** DOCUMENT SECTION **
####

Les Négresses Vertes, which formed in 1987, is a French music group that combines world music  and some aspects of alternative rock. Tracks often feature acoustic guitar and accordion, with some containing other traditional instruments such as piano and brass. The group's style is fairly upbeat and energetic on the majority of its tracks, with unusual rhythms, vocals delivered with a generous dose of zeal and vibrant energy, and accompaniment melodies ranging from lilting and distant to eccentric and fast-paced. These two factors give many of the group's pieces a strong sense of direction.

History
Formed in 1987, Les Négresses Vertes arose from the alternative-music scene in Paris. The original line-up included singer Helno (also known as Helno Rota de Lourcqua, born Noël Rota), Jo Roz (also known as l'Ami Ro; real name Joe Ruffier des Aimes) (piano), Stéfane Mellino (guitar), Jean-Marie Paulus (bass), Gaby (drums), Matthias Canavese (accordion), Michel Ochowiak (trumpet), Abraham Sirinix (also known as Abraham Braham) (trombone), and Iza Mellino (backing vocals).

The original members were a group of friends, many of whom had not played their instruments before forming the band. The group's name translates as green negresses; and  arose from abuse hurled at the members at one of the group's first concerts. The insult is a comparison to the kitsch art of Vladimir Tretchikoff. The group was initially signed to the independent Off the Track label and released the punk protest song "200 Ans D'Hypocrisie" in response to its home country's French Revolution bicentennial celebrations.

In 1989, they released their first album, Mlah, to good reviews in both France and the UK, where the single "Zobi La Mouche" just failed to reach the charts. The group also toured and played the WOMAD festival. The group also made a controversial tour of Lebanon. Their second album, Famille Nombreuse, in 1991, featured new drummer Zé Verbalito.

####

** RECORDS SHOWN **
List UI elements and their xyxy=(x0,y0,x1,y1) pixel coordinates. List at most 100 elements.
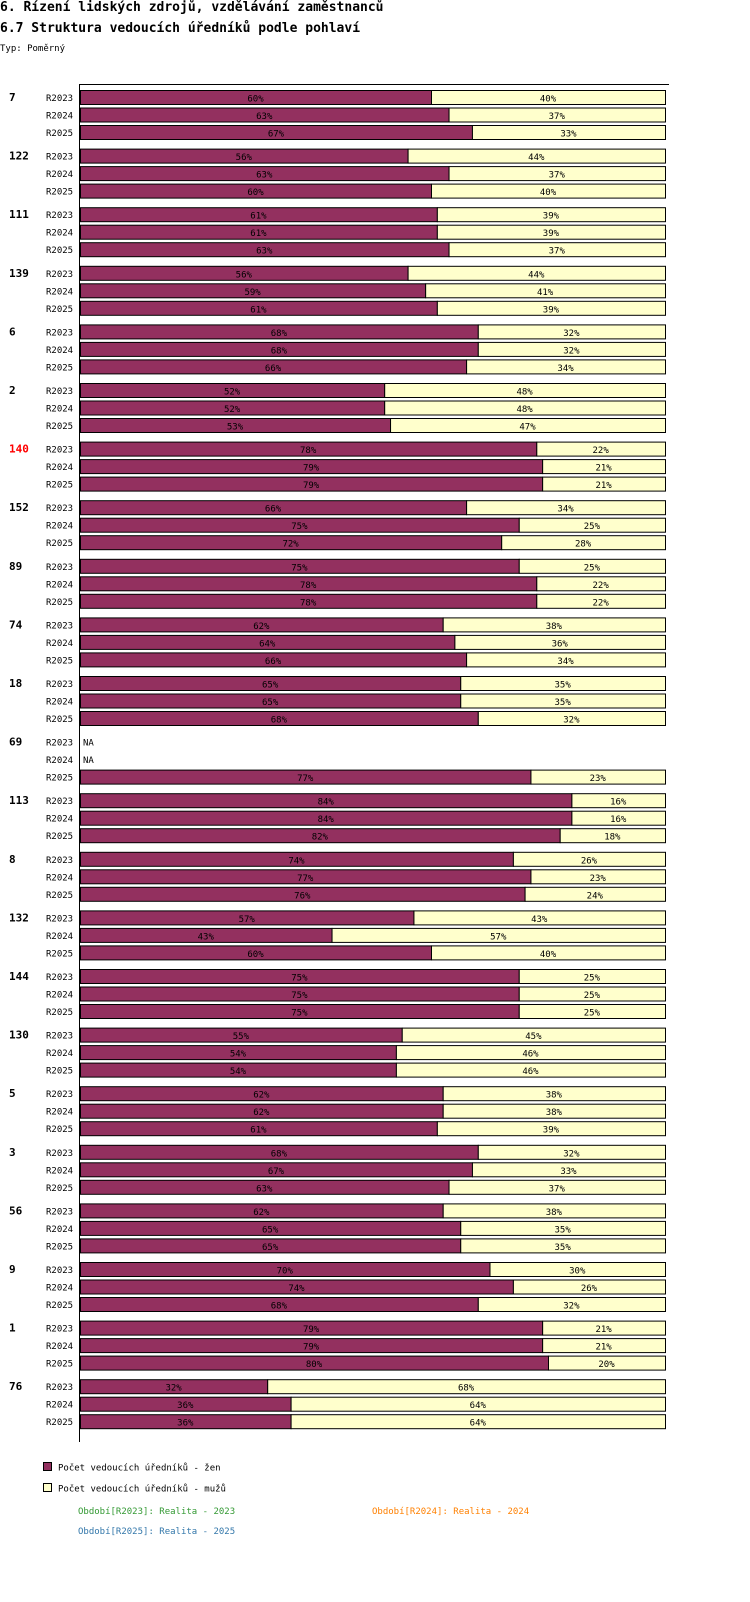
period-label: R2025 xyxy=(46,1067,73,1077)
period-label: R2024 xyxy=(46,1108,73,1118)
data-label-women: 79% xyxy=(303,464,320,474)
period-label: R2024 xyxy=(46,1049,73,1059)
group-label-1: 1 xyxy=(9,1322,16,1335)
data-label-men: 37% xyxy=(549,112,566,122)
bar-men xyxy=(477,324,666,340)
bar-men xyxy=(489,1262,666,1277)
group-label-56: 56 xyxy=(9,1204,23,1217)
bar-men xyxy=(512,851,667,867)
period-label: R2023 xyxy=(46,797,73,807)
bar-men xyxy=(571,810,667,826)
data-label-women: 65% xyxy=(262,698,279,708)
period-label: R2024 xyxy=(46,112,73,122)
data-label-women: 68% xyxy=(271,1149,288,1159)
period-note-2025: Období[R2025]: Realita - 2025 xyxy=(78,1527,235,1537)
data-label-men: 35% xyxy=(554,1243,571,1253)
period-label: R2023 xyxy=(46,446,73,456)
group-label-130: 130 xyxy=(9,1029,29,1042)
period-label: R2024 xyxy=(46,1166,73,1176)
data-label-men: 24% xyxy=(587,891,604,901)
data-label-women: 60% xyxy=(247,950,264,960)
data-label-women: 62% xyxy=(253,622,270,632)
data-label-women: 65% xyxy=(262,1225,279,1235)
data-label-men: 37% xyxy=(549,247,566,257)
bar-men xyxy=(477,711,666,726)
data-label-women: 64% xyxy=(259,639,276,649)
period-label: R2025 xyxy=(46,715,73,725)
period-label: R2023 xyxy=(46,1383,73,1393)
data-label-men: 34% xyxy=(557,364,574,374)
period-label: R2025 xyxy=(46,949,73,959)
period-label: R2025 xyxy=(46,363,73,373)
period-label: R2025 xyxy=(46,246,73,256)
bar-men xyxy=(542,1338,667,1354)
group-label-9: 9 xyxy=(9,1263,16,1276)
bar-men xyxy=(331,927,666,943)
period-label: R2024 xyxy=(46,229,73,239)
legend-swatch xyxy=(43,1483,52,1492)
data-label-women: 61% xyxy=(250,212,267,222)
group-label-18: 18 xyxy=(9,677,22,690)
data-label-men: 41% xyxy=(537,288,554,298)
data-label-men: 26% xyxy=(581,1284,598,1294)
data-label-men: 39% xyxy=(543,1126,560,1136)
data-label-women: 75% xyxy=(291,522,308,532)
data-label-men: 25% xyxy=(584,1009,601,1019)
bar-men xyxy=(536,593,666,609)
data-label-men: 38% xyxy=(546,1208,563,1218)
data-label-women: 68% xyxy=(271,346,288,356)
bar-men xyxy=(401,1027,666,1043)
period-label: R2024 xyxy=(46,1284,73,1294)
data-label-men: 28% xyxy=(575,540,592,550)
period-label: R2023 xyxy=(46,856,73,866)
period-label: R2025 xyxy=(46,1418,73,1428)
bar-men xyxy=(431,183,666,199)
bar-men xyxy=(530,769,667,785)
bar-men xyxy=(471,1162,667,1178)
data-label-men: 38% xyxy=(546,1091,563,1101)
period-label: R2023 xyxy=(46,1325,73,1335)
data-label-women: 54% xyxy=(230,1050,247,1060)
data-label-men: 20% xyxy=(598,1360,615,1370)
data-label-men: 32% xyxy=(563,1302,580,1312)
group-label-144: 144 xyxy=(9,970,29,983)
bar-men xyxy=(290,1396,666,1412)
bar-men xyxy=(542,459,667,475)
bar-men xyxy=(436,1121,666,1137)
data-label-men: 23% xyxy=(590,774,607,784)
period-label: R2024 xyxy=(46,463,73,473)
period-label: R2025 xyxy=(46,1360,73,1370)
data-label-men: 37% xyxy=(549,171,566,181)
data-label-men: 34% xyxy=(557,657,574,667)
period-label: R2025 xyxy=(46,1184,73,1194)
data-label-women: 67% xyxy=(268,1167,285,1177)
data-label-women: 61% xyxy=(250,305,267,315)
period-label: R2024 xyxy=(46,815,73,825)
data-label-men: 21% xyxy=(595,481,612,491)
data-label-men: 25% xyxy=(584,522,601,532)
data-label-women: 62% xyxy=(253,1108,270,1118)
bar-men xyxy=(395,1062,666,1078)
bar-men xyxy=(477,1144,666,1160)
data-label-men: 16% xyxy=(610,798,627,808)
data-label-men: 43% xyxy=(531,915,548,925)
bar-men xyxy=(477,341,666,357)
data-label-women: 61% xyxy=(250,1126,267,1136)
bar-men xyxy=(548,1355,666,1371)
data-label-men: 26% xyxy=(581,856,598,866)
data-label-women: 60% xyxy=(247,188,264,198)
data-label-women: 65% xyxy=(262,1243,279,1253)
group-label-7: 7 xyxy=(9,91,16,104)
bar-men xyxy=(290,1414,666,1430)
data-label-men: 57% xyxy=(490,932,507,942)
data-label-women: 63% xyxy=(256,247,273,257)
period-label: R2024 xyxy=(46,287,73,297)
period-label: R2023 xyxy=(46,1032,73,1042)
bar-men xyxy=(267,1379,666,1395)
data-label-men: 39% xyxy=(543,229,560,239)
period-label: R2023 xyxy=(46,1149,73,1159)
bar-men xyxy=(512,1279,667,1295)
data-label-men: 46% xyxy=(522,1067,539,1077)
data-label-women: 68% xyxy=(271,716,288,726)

####

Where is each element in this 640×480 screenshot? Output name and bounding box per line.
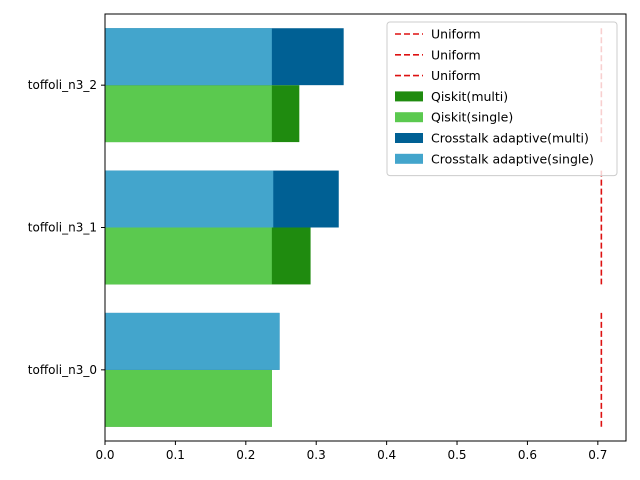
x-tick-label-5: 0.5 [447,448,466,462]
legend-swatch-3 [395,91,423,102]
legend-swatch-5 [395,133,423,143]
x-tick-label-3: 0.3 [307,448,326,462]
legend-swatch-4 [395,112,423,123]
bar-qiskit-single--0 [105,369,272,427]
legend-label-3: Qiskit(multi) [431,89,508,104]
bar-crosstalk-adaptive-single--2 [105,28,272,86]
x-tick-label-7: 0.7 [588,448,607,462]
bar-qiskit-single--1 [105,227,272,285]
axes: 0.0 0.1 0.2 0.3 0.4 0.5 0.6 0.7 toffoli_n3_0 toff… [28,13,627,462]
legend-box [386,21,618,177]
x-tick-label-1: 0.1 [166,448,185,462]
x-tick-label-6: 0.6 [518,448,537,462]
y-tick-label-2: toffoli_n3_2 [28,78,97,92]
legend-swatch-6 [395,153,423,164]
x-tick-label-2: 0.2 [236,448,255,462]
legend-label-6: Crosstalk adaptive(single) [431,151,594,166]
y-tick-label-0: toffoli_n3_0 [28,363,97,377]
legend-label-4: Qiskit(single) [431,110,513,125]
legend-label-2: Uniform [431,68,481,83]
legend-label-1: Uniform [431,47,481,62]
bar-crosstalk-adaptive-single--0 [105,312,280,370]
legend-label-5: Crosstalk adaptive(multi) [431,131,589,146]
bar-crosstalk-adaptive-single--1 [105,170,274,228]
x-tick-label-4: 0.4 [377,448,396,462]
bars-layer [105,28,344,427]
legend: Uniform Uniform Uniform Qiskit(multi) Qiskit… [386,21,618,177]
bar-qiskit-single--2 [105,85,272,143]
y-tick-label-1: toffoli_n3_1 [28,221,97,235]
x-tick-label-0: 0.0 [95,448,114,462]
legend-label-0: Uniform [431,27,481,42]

####

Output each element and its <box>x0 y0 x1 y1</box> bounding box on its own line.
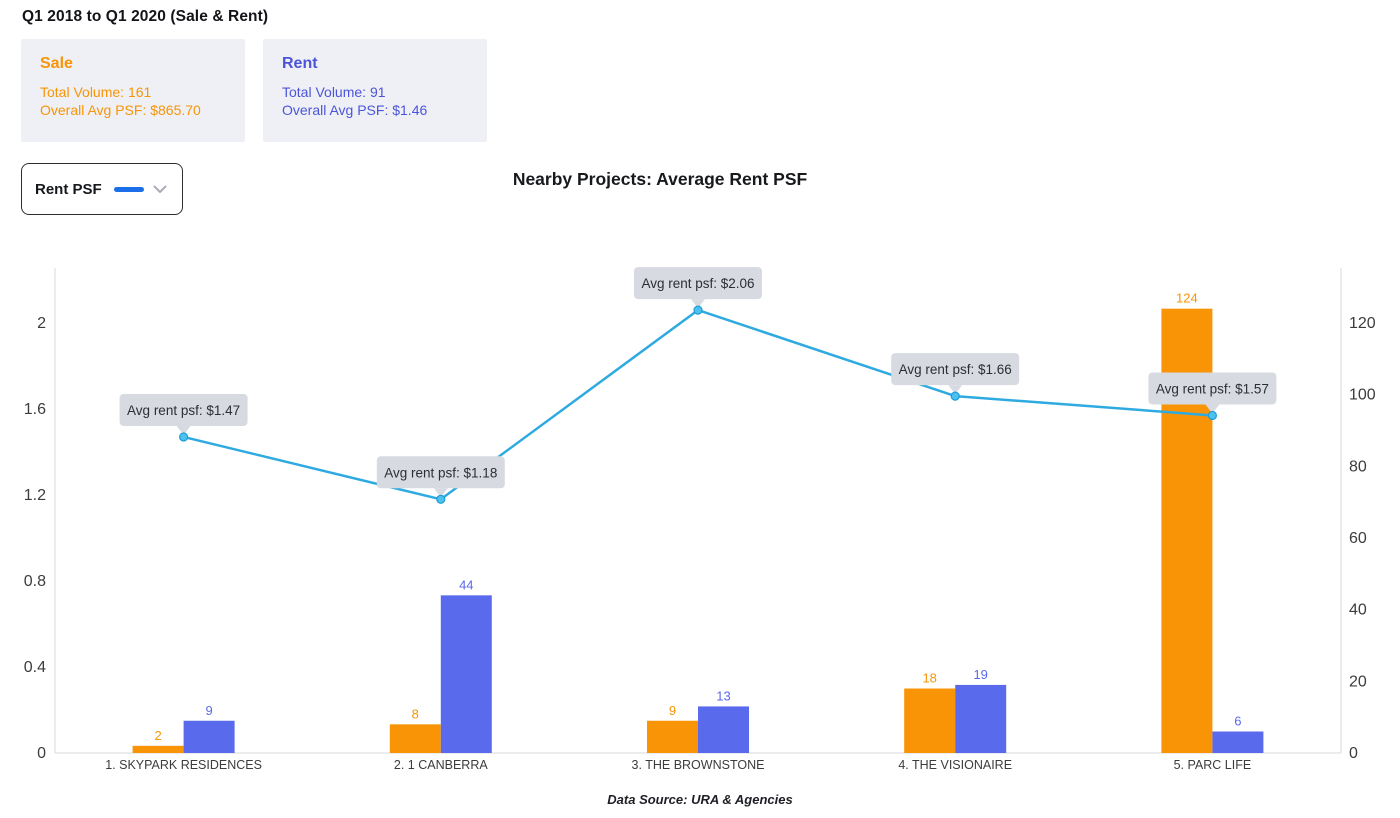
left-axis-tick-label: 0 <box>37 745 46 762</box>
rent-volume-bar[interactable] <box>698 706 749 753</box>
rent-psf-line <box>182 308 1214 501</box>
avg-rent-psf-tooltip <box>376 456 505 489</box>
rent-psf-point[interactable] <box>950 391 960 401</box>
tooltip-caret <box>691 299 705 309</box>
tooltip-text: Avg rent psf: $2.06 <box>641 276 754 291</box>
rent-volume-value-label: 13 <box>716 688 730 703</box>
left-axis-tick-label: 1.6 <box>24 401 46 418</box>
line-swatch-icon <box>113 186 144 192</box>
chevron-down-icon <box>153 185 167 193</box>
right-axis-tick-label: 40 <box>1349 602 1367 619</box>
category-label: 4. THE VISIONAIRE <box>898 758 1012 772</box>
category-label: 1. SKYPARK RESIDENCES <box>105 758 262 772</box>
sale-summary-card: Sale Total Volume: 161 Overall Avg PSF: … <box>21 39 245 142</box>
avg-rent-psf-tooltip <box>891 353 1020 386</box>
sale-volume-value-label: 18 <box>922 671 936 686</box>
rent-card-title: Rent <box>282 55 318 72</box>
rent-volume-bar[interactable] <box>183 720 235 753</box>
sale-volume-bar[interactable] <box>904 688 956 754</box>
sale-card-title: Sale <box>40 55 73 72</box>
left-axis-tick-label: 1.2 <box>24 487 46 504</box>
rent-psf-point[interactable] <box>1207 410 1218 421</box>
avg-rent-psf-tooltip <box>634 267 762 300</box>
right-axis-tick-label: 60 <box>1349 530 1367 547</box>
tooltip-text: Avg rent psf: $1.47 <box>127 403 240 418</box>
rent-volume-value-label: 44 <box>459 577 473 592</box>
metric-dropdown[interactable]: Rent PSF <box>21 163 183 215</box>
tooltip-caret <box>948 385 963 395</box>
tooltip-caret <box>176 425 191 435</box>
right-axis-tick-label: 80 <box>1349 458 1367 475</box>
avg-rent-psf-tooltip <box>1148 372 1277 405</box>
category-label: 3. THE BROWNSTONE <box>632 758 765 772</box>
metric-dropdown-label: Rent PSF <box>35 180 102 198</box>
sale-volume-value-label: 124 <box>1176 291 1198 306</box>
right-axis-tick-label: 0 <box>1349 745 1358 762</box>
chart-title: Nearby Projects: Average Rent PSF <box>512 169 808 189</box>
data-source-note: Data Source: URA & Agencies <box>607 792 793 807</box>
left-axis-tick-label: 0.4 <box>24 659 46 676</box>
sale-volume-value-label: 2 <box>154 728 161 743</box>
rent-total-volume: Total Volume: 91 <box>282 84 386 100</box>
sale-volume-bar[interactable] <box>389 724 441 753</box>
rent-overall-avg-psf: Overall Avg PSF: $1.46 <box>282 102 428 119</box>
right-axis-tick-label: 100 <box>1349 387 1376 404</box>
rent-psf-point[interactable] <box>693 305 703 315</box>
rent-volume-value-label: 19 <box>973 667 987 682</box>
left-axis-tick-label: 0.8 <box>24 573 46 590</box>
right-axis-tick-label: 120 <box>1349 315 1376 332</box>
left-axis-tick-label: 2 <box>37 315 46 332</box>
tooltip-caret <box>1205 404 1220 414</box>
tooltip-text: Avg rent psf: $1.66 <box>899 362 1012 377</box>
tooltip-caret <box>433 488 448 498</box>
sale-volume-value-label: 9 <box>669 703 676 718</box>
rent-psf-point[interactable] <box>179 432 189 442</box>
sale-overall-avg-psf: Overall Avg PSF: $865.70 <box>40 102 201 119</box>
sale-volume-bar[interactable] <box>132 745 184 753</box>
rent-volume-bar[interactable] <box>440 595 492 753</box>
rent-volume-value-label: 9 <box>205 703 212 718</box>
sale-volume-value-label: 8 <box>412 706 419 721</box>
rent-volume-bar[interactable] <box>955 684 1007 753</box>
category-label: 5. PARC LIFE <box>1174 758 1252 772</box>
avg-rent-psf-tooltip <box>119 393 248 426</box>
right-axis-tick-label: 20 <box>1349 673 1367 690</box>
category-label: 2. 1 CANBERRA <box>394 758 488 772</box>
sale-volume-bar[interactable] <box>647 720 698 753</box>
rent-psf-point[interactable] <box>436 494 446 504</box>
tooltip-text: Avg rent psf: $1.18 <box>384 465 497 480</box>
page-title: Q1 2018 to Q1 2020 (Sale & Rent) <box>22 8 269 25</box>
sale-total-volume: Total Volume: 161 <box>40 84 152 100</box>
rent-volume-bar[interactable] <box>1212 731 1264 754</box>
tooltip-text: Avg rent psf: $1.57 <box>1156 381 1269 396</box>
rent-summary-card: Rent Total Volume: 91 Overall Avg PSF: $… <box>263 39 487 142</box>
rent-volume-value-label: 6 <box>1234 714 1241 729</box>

####

** DIRECTION A **
Print the passage on Les Négresses Vertes in full, word for word.
** DIRECTION B **
Turn the record lines from the one with "x-tick-label-5: 0.5 [447,448,466,462]" up to and including the one with "legend-label-2: Uniform [431,68,481,83]" into a numbered list, leaving out any blank lines.

** EXERCISE RESPONSE A **
Les Négresses Vertes, which formed in 1987, is a French music group that combines world music  and some aspects of alternative rock. Tracks often feature acoustic guitar and accordion, with some containing other traditional instruments such as piano and brass. The group's style is fairly upbeat and energetic on the majority of its tracks, with unusual rhythms, vocals delivered with a generous dose of zeal and vibrant energy, and accompaniment melodies ranging from lilting and distant to eccentric and fast-paced. These two factors give many of the group's pieces a strong sense of direction.

History
Formed in 1987, Les Négresses Vertes arose from the alternative-music scene in Paris. The original line-up included singer Helno (also known as Helno Rota de Lourcqua, born Noël Rota), Jo Roz (also known as l'Ami Ro; real name Joe Ruffier des Aimes) (piano), Stéfane Mellino (guitar), Jean-Marie Paulus (bass), Gaby (drums), Matthias Canavese (accordion), Michel Ochowiak (trumpet), Abraham Sirinix (also known as Abraham Braham) (trombone), and Iza Mellino (backing vocals).

The original members were a group of friends, many of whom had not played their instruments before forming the band. The group's name translates as green negresses; and  arose from abuse hurled at the members at one of the group's first concerts. The insult is a comparison to the kitsch art of Vladimir Tretchikoff. The group was initially signed to the independent Off the Track label and released the punk protest song "200 Ans D'Hypocrisie" in response to its home country's French Revolution bicentennial celebrations.

In 1989, they released their first album, Mlah, to good reviews in both France and the UK, where the single "Zobi La Mouche" just failed to reach the charts. The group also toured and played the WOMAD festival. The group also made a controversial tour of Lebanon. Their second album, Famille Nombreuse, in 1991, featured new drummer Zé Verbalito.

** EXERCISE RESPONSE B **
1. x-tick-label-5: 0.5 [447,448,466,462]
2. legend-swatch-3 [395,91,423,102]
3. legend-swatch-5 [395,133,423,143]
4. x-tick-label-3: 0.3 [307,448,326,462]
5. legend-swatch-4 [395,112,423,123]
6. bar-qiskit-single--0 [105,369,272,427]
7. legend-label-3: Qiskit(multi) [431,89,508,104]
8. bar-crosstalk-adaptive-single--2 [105,28,272,86]
9. x-tick-label-7: 0.7 [588,448,607,462]
10. bar-qiskit-single--1 [105,227,272,285]
11. axes: 0.0 0.1 0.2 0.3 0.4 0.5 0.6 0.7 toffoli_n3_0 toff… [28,13,627,462]
12. legend-box [386,21,618,177]
13. x-tick-label-1: 0.1 [166,448,185,462]
14. x-tick-label-6: 0.6 [518,448,537,462]
15. y-tick-label-2: toffoli_n3_2 [28,78,97,92]
16. legend-swatch-6 [395,153,423,164]
17. x-tick-label-2: 0.2 [236,448,255,462]
18. legend-label-6: Crosstalk adaptive(single) [431,151,594,166]
19. y-tick-label-0: toffoli_n3_0 [28,363,97,377]
20. legend-label-4: Qiskit(single) [431,110,513,125]
21. legend-label-2: Uniform [431,68,481,83]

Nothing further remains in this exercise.